WORK TO BE COMPLETED> Reproduce the lines of the material between the line containing "Extract all elements" and the line containing "- data-point: [515, 95, 523, 103]", inclusive, replacing "loading-vector" with "loading-arrow" and leaving everything else unchanged.

RECORDS FOR THIS EXERCISE>

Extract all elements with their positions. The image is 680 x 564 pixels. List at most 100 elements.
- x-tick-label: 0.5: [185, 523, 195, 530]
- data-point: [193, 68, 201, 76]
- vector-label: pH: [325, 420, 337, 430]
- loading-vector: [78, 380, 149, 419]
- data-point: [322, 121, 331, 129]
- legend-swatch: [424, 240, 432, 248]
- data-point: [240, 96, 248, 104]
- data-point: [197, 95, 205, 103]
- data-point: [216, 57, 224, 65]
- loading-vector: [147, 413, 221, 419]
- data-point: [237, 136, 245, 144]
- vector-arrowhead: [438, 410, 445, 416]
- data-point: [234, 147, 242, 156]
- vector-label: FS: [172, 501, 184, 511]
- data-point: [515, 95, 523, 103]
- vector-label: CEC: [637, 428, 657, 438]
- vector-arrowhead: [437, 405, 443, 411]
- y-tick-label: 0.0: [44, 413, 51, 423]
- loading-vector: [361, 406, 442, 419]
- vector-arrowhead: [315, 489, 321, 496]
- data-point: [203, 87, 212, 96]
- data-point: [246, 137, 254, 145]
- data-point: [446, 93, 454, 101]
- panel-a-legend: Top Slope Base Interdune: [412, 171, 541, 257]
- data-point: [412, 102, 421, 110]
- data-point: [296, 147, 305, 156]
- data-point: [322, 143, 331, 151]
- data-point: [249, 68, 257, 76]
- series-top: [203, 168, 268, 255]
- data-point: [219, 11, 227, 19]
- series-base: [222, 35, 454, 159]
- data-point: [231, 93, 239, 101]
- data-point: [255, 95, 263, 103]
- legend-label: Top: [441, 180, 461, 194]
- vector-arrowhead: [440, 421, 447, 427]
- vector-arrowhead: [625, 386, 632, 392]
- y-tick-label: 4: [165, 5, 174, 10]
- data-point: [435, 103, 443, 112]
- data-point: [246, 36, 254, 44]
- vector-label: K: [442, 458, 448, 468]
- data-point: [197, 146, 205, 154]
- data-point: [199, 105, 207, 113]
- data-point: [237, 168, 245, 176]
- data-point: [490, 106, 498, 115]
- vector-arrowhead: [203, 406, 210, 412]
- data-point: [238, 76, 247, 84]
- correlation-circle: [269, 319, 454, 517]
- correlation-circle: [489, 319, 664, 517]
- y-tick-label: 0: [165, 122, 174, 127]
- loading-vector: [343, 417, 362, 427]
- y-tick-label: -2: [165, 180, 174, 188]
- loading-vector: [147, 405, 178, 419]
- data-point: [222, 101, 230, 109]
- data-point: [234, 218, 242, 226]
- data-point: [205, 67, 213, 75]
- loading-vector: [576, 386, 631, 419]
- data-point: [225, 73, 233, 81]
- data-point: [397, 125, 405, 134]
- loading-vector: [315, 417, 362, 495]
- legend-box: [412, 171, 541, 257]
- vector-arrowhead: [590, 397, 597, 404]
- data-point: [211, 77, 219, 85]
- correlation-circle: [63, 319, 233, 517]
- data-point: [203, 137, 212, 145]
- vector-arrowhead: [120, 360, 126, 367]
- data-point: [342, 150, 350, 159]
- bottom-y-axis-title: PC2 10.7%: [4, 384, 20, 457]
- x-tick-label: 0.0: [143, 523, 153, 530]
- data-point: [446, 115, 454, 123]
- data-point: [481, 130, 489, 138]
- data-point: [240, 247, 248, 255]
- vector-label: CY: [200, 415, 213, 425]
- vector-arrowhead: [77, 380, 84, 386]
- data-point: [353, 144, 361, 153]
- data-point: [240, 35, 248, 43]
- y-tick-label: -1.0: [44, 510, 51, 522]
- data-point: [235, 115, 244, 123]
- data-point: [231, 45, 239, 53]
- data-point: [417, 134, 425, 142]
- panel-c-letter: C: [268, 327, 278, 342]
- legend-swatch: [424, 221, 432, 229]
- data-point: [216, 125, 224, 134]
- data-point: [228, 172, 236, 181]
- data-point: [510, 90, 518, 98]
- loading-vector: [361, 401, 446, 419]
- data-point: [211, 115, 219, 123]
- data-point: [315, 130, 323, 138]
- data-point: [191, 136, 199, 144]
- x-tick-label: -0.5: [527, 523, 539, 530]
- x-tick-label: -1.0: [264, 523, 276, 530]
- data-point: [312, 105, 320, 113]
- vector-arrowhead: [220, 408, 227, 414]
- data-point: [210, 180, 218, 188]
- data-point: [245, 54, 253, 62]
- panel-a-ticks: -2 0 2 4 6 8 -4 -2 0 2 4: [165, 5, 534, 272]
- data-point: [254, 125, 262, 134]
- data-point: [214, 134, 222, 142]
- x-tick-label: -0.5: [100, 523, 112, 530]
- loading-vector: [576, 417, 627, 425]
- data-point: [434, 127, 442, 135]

...

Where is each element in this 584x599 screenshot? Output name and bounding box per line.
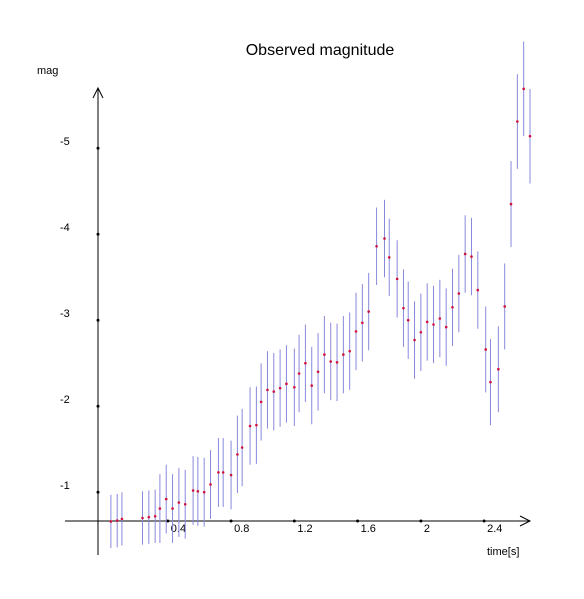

COMPLETED EXERCISE>
Extract all elements with their positions. The image is 680 x 564 pixels. List at most 100 elements.
- x-tick-label: 0.5: [185, 523, 195, 530]
- data-point: [193, 68, 201, 76]
- vector-label: pH: [325, 420, 337, 430]
- loading-arrow: [78, 380, 149, 419]
- data-point: [322, 121, 331, 129]
- legend-swatch: [424, 240, 432, 248]
- data-point: [240, 96, 248, 104]
- data-point: [197, 95, 205, 103]
- data-point: [216, 57, 224, 65]
- loading-arrow: [147, 413, 221, 419]
- data-point: [237, 136, 245, 144]
- vector-arrowhead: [438, 410, 445, 416]
- data-point: [234, 147, 242, 156]
- vector-label: FS: [172, 501, 184, 511]
- data-point: [515, 95, 523, 103]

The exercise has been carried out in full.